### TASK TO COMPLETE
In the entries below, find the lines with the word "Table" and copy them.

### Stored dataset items
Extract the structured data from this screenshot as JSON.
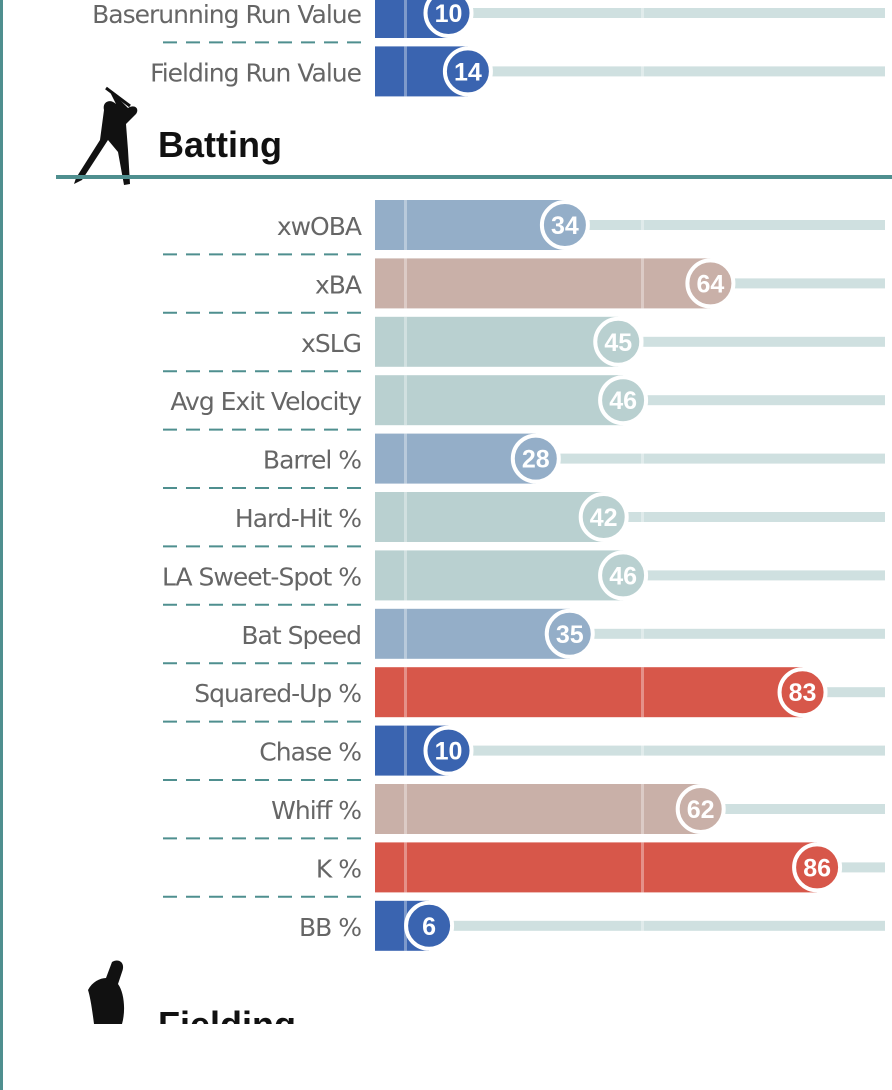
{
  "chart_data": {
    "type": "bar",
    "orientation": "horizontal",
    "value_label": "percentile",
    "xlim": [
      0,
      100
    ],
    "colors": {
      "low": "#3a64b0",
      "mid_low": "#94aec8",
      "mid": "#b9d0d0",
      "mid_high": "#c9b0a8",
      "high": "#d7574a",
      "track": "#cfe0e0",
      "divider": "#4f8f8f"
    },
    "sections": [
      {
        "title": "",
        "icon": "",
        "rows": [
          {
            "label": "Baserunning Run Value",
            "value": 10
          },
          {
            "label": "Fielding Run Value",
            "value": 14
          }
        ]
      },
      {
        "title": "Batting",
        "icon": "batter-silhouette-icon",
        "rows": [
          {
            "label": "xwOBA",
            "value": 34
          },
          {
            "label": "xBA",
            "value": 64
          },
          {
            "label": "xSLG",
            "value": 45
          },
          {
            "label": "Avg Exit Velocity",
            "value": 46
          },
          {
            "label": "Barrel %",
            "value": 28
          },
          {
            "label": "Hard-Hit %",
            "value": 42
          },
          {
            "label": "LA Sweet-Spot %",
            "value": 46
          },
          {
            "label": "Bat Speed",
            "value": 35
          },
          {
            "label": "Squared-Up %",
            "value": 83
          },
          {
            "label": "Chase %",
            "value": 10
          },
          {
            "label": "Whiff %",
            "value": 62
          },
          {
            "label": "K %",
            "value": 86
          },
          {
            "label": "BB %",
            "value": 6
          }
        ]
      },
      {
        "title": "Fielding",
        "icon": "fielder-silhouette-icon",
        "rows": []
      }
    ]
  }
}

* * *

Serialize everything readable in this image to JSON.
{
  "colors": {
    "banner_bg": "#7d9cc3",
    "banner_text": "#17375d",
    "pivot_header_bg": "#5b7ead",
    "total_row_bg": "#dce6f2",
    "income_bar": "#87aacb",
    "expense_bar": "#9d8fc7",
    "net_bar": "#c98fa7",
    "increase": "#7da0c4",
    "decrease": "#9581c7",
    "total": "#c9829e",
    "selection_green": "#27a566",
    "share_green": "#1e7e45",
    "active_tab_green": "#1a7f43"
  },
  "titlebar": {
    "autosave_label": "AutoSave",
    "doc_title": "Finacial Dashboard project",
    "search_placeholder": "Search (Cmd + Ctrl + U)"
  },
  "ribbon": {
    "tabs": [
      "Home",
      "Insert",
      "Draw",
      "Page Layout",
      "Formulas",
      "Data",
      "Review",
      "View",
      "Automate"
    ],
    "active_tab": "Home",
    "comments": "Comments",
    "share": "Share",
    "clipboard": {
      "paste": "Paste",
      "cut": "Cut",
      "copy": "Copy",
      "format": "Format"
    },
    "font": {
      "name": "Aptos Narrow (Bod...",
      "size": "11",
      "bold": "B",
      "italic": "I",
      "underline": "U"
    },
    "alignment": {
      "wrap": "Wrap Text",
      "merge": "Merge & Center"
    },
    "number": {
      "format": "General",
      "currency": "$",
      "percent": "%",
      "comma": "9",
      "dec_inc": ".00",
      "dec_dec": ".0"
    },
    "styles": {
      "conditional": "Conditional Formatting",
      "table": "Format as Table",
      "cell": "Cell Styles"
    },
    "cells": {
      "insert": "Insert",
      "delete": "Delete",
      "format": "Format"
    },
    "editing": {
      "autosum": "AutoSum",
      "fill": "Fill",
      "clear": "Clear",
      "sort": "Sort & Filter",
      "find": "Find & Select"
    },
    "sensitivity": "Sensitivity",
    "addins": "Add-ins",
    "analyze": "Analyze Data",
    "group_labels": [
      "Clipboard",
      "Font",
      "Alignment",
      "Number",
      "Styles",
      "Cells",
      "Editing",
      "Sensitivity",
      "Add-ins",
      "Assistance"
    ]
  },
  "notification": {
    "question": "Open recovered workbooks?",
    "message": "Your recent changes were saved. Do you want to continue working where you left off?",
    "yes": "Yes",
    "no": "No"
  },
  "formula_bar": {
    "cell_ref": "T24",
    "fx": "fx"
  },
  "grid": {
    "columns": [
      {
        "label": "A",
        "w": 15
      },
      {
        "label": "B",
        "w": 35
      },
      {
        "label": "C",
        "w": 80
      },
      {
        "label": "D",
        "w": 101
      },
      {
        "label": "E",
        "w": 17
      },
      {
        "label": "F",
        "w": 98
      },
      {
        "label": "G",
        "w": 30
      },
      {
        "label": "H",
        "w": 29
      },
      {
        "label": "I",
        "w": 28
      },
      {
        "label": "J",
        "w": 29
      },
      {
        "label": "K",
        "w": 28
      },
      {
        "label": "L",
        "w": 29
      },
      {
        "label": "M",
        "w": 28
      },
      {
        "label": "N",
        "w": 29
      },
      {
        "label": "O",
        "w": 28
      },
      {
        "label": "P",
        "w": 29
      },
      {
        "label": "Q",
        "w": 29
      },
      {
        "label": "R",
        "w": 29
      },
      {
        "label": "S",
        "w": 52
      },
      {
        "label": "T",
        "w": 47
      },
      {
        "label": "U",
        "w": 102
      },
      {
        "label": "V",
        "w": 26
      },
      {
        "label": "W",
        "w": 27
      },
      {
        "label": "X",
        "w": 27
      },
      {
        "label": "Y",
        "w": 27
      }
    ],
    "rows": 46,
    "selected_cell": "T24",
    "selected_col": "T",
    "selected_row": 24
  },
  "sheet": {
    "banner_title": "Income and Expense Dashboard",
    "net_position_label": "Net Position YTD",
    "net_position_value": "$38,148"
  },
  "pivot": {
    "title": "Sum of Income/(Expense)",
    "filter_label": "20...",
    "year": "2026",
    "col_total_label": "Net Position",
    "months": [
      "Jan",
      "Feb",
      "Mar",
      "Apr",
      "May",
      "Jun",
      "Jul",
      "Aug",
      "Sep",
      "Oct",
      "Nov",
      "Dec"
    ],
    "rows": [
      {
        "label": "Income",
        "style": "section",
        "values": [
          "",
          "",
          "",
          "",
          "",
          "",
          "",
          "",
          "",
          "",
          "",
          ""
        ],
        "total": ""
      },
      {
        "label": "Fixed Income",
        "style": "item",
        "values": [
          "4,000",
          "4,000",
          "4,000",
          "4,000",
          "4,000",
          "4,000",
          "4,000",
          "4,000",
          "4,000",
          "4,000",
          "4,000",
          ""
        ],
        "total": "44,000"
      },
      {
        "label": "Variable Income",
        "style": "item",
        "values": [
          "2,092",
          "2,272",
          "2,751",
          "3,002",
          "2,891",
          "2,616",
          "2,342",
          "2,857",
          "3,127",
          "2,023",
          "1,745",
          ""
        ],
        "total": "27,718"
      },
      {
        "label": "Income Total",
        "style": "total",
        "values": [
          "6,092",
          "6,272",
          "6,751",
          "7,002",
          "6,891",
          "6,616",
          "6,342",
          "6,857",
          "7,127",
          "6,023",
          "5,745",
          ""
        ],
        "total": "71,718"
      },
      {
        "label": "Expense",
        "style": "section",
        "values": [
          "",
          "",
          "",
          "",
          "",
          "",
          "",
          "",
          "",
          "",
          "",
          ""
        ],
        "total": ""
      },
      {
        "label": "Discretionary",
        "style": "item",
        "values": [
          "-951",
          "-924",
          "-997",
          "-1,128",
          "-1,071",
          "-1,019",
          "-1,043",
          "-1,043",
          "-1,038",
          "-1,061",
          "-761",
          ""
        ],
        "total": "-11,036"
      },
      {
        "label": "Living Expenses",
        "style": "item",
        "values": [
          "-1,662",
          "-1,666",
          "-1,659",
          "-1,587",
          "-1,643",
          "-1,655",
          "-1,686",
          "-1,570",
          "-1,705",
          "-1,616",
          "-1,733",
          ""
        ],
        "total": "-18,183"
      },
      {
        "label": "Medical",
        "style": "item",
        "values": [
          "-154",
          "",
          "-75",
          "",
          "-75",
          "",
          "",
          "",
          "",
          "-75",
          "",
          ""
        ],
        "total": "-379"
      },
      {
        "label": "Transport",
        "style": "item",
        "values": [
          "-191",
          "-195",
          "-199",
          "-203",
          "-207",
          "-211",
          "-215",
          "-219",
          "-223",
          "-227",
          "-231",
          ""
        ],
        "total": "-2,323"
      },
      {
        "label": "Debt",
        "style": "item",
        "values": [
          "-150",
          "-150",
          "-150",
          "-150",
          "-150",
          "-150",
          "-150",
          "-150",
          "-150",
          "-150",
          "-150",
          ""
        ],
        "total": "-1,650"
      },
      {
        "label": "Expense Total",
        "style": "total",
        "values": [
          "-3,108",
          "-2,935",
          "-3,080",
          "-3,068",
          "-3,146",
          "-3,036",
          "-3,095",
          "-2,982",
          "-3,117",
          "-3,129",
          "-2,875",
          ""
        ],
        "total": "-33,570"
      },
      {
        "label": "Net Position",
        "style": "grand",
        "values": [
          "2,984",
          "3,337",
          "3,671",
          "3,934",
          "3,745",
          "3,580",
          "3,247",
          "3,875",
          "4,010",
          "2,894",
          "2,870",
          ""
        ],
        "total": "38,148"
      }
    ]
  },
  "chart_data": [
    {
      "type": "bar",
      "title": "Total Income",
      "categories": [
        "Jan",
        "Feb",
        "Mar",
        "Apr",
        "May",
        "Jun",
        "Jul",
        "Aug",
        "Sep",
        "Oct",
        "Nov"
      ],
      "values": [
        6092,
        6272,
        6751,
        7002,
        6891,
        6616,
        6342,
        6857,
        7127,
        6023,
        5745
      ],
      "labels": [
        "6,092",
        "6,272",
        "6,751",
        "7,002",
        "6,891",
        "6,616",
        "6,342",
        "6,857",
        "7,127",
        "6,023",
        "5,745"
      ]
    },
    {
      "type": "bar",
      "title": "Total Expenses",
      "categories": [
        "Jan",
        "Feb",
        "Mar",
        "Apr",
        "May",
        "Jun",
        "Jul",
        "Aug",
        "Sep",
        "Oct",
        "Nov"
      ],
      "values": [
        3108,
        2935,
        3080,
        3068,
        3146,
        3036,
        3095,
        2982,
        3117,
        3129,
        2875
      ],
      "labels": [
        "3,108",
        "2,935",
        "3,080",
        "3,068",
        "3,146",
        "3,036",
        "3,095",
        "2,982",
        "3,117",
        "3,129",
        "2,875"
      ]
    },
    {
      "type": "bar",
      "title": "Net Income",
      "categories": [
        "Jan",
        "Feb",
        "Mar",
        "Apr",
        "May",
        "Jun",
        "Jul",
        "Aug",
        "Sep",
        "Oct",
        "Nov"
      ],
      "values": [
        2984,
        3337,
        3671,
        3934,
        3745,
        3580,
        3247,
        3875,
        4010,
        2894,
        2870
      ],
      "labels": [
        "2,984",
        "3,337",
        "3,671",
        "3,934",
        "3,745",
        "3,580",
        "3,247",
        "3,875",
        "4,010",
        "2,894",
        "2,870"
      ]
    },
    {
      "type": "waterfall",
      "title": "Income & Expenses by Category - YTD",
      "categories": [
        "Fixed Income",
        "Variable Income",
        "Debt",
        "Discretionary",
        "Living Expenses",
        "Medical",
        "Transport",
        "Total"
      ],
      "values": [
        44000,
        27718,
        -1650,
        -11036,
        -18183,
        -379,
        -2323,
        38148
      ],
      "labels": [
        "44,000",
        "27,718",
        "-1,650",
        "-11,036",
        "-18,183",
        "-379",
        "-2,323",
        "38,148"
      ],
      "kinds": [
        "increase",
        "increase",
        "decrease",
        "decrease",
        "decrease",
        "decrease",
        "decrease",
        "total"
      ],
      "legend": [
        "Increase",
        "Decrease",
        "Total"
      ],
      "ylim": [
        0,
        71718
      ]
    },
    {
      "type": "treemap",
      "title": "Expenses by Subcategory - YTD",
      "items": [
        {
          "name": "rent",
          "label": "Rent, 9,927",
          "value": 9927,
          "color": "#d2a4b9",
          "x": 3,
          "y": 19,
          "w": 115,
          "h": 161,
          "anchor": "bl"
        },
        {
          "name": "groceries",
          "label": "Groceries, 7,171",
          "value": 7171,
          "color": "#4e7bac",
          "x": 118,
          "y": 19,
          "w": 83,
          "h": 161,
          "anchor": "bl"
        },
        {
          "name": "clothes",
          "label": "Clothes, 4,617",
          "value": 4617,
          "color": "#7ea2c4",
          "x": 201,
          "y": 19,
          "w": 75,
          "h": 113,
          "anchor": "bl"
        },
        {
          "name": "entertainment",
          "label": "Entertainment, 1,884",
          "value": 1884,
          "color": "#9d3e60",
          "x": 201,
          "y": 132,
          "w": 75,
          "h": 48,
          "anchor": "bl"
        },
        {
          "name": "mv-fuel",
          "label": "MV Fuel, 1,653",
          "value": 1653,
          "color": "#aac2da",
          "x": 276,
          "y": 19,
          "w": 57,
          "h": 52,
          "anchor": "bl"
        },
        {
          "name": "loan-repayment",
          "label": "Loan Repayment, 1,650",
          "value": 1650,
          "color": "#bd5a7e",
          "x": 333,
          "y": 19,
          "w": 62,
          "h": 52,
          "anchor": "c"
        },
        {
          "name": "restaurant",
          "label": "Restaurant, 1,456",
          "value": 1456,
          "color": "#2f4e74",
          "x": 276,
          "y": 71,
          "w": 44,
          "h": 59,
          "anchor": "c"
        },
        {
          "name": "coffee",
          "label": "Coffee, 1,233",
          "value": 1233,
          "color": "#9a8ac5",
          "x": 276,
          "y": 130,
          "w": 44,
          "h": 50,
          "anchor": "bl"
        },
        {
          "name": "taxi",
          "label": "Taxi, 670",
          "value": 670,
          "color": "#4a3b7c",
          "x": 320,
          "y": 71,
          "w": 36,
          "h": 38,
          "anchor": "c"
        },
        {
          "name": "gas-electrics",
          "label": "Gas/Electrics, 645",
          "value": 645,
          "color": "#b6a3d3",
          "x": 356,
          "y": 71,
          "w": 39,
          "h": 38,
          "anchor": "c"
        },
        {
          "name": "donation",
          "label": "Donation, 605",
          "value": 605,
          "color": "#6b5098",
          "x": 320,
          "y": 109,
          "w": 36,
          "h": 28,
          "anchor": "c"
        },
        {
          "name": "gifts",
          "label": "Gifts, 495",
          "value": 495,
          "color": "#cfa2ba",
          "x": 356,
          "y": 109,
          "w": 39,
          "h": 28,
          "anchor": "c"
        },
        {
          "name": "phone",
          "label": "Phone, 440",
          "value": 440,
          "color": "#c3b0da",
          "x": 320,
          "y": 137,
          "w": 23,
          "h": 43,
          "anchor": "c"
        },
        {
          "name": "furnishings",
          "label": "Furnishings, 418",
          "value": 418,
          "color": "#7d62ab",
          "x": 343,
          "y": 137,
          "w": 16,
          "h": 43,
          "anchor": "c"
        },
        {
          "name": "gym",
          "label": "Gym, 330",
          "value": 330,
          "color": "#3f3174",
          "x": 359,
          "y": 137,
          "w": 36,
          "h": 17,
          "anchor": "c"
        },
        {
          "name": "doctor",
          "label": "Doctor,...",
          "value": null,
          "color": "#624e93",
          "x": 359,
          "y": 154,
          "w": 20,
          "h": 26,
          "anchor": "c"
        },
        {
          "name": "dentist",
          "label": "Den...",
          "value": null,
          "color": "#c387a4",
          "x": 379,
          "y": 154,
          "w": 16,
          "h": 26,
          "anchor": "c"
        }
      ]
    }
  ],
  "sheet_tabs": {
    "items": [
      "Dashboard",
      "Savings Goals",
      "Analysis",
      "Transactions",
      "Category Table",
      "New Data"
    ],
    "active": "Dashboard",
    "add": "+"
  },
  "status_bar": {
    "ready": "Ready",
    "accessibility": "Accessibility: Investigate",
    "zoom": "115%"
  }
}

### TASK RESULT
      "table": "Format as Table",
      "Category Table",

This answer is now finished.